Given records →
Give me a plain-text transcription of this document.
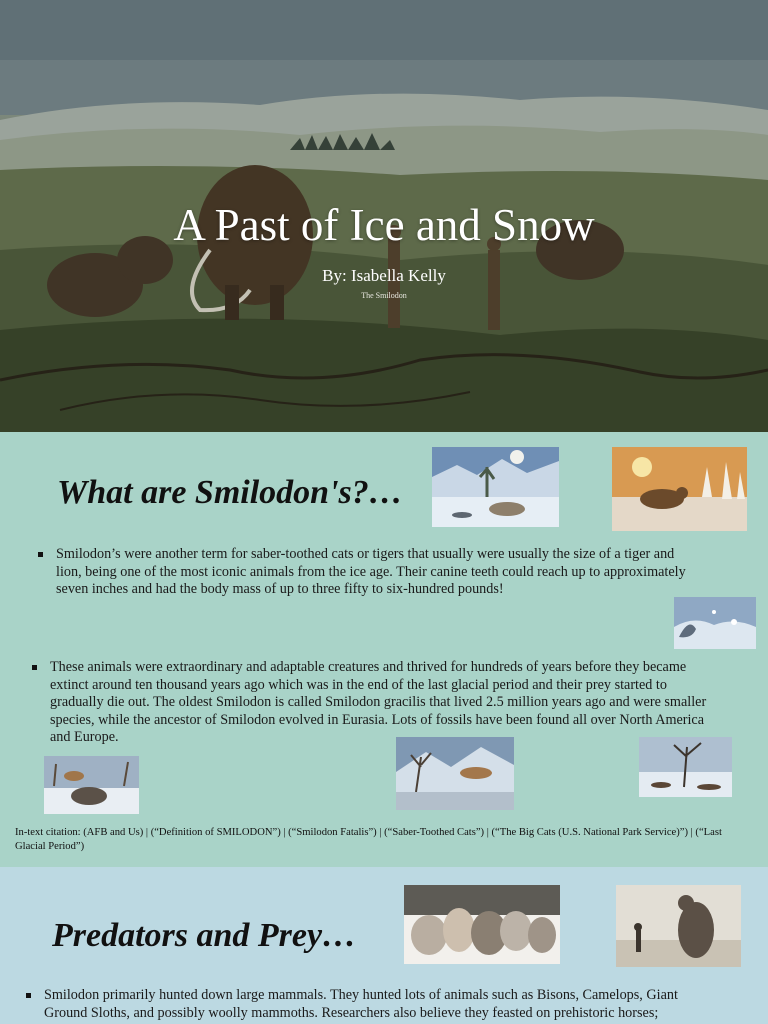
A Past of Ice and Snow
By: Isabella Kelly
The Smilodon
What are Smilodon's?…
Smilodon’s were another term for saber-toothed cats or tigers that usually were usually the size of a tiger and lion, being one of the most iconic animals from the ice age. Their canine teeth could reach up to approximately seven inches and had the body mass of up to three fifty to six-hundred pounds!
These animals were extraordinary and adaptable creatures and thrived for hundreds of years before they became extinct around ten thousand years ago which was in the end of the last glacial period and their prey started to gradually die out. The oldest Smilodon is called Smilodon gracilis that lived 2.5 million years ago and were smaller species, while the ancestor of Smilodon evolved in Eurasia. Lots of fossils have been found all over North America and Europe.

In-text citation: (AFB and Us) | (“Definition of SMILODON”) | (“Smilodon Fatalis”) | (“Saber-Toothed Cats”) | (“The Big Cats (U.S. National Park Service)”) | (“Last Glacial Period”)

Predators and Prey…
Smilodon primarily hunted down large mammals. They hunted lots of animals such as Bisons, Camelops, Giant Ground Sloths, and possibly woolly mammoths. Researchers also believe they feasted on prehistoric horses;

Aim → Transcribe every record above exactly as written, leaving out any pictures.

Exercise solution →
Give me a plain-text transcription of this document.
A Past of Ice and Snow
By: Isabella Kelly
The Smilodon
What are Smilodon's?…
Smilodon’s were another term for saber-toothed cats or tigers that usually were usually the size of a tiger and lion, being one of the most iconic animals from the ice age. Their canine teeth could reach up to approximately seven inches and had the body mass of up to three fifty to six-hundred pounds!
These animals were extraordinary and adaptable creatures and thrived for hundreds of years before they became extinct around ten thousand years ago which was in the end of the last glacial period and their prey started to gradually die out. The oldest Smilodon is called Smilodon gracilis that lived 2.5 million years ago and were smaller species, while the ancestor of Smilodon evolved in Eurasia. Lots of fossils have been found all over North America and Europe.

In-text citation: (AFB and Us) | (“Definition of SMILODON”) | (“Smilodon Fatalis”) | (“Saber-Toothed Cats”) | (“The Big Cats (U.S. National Park Service)”) | (“Last Glacial Period”)

Predators and Prey…
Smilodon primarily hunted down large mammals. They hunted lots of animals such as Bisons, Camelops, Giant Ground Sloths, and possibly woolly mammoths. Researchers also believe they feasted on prehistoric horses;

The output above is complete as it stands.